** BEGIN DATA PROVIDED **

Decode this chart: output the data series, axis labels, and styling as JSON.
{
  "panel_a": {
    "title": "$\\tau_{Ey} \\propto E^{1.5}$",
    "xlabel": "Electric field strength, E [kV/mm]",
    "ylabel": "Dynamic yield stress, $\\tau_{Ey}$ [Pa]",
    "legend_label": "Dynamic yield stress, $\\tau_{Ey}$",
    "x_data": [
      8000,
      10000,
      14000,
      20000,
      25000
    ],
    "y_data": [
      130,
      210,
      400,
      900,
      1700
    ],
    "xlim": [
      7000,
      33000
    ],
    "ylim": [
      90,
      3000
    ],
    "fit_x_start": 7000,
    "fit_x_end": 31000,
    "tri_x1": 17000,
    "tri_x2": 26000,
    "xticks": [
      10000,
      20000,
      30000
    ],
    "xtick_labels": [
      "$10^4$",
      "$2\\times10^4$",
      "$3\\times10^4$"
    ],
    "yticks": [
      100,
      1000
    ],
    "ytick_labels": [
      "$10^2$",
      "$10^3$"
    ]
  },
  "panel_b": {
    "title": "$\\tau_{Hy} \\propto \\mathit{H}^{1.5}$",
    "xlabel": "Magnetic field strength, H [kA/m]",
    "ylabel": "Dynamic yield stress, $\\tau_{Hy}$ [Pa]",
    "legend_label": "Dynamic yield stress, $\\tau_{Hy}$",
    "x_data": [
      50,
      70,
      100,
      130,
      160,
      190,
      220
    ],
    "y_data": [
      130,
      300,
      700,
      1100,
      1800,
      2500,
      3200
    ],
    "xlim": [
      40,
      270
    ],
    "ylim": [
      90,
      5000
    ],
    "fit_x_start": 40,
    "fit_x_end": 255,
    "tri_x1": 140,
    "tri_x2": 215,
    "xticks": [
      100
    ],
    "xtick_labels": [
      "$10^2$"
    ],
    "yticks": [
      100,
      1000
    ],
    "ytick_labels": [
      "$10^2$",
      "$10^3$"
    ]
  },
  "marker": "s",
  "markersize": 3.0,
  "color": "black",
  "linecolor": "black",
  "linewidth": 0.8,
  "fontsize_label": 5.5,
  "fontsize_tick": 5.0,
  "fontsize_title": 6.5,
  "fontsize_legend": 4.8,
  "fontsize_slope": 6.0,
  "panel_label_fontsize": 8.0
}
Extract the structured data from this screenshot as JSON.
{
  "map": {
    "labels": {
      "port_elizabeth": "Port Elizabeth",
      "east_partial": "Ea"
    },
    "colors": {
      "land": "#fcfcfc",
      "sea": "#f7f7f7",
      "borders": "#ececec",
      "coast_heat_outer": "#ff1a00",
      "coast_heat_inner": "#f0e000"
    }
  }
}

** END DATA PROVIDED **

## PROBLEM TO SOLVE
Print the records above in full, exactly.

## COMPLETE ANSWER
Decode this chart: output the data series, axis labels, and styling as JSON.
{
  "panel_a": {
    "title": "$\\tau_{Ey} \\propto E^{1.5}$",
    "xlabel": "Electric field strength, E [kV/mm]",
    "ylabel": "Dynamic yield stress, $\\tau_{Ey}$ [Pa]",
    "legend_label": "Dynamic yield stress, $\\tau_{Ey}$",
    "x_data": [
      8000,
      10000,
      14000,
      20000,
      25000
    ],
    "y_data": [
      130,
      210,
      400,
      900,
      1700
    ],
    "xlim": [
      7000,
      33000
    ],
    "ylim": [
      90,
      3000
    ],
    "fit_x_start": 7000,
    "fit_x_end": 31000,
    "tri_x1": 17000,
    "tri_x2": 26000,
    "xticks": [
      10000,
      20000,
      30000
    ],
    "xtick_labels": [
      "$10^4$",
      "$2\\times10^4$",
      "$3\\times10^4$"
    ],
    "yticks": [
      100,
      1000
    ],
    "ytick_labels": [
      "$10^2$",
      "$10^3$"
    ]
  },
  "panel_b": {
    "title": "$\\tau_{Hy} \\propto \\mathit{H}^{1.5}$",
    "xlabel": "Magnetic field strength, H [kA/m]",
    "ylabel": "Dynamic yield stress, $\\tau_{Hy}$ [Pa]",
    "legend_label": "Dynamic yield stress, $\\tau_{Hy}$",
    "x_data": [
      50,
      70,
      100,
      130,
      160,
      190,
      220
    ],
    "y_data": [
      130,
      300,
      700,
      1100,
      1800,
      2500,
      3200
    ],
    "xlim": [
      40,
      270
    ],
    "ylim": [
      90,
      5000
    ],
    "fit_x_start": 40,
    "fit_x_end": 255,
    "tri_x1": 140,
    "tri_x2": 215,
    "xticks": [
      100
    ],
    "xtick_labels": [
      "$10^2$"
    ],
    "yticks": [
      100,
      1000
    ],
    "ytick_labels": [
      "$10^2$",
      "$10^3$"
    ]
  },
  "marker": "s",
  "markersize": 3.0,
  "color": "black",
  "linecolor": "black",
  "linewidth": 0.8,
  "fontsize_label": 5.5,
  "fontsize_tick": 5.0,
  "fontsize_title": 6.5,
  "fontsize_legend": 4.8,
  "fontsize_slope": 6.0,
  "panel_label_fontsize": 8.0
}
Extract the structured data from this screenshot as JSON.
{
  "map": {
    "labels": {
      "port_elizabeth": "Port Elizabeth",
      "east_partial": "Ea"
    },
    "colors": {
      "land": "#fcfcfc",
      "sea": "#f7f7f7",
      "borders": "#ececec",
      "coast_heat_outer": "#ff1a00",
      "coast_heat_inner": "#f0e000"
    }
  }
}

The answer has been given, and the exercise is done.